Information provided:
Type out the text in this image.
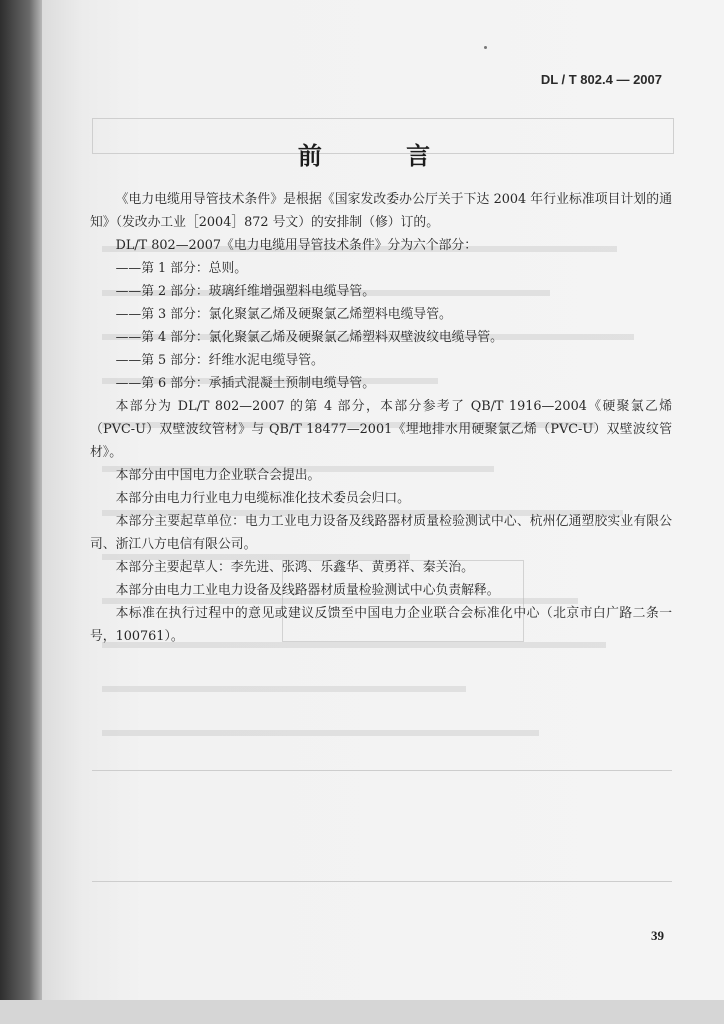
DL / T 802.4 — 2007
前 言

《电力电缆用导管技术条件》是根据《国家发改委办公厅关于下达 2004 年行业标准项目计划的通知》（发改办工业［2004］872 号文）的安排制（修）订的。

DL/T 802—2007《电力电缆用导管技术条件》分为六个部分：

——第 1 部分：总则。

——第 2 部分：玻璃纤维增强塑料电缆导管。

——第 3 部分：氯化聚氯乙烯及硬聚氯乙烯塑料电缆导管。

——第 4 部分：氯化聚氯乙烯及硬聚氯乙烯塑料双壁波纹电缆导管。

——第 5 部分：纤维水泥电缆导管。

——第 6 部分：承插式混凝土预制电缆导管。

本部分为 DL/T 802—2007 的第 4 部分，本部分参考了 QB/T 1916—2004《硬聚氯乙烯（PVC-U）双壁波纹管材》与 QB/T 18477—2001《埋地排水用硬聚氯乙烯（PVC-U）双壁波纹管材》。

本部分由中国电力企业联合会提出。

本部分由电力行业电力电缆标准化技术委员会归口。

本部分主要起草单位：电力工业电力设备及线路器材质量检验测试中心、杭州亿通塑胶实业有限公司、浙江八方电信有限公司。

本部分主要起草人：李先进、张鸿、乐鑫华、黄勇祥、秦关治。

本部分由电力工业电力设备及线路器材质量检验测试中心负责解释。

本标准在执行过程中的意见或建议反馈至中国电力企业联合会标准化中心（北京市白广路二条一号，100761）。

39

What is asked:
Quote the entries above word for word. Leave the images out.

Task response:
Type out the text in this image.
DL / T 802.4 — 2007
前 言

《电力电缆用导管技术条件》是根据《国家发改委办公厅关于下达 2004 年行业标准项目计划的通知》（发改办工业［2004］872 号文）的安排制（修）订的。

DL/T 802—2007《电力电缆用导管技术条件》分为六个部分：

——第 1 部分：总则。

——第 2 部分：玻璃纤维增强塑料电缆导管。

——第 3 部分：氯化聚氯乙烯及硬聚氯乙烯塑料电缆导管。

——第 4 部分：氯化聚氯乙烯及硬聚氯乙烯塑料双壁波纹电缆导管。

——第 5 部分：纤维水泥电缆导管。

——第 6 部分：承插式混凝土预制电缆导管。

本部分为 DL/T 802—2007 的第 4 部分，本部分参考了 QB/T 1916—2004《硬聚氯乙烯（PVC-U）双壁波纹管材》与 QB/T 18477—2001《埋地排水用硬聚氯乙烯（PVC-U）双壁波纹管材》。

本部分由中国电力企业联合会提出。

本部分由电力行业电力电缆标准化技术委员会归口。

本部分主要起草单位：电力工业电力设备及线路器材质量检验测试中心、杭州亿通塑胶实业有限公司、浙江八方电信有限公司。

本部分主要起草人：李先进、张鸿、乐鑫华、黄勇祥、秦关治。

本部分由电力工业电力设备及线路器材质量检验测试中心负责解释。

本标准在执行过程中的意见或建议反馈至中国电力企业联合会标准化中心（北京市白广路二条一号，100761）。

39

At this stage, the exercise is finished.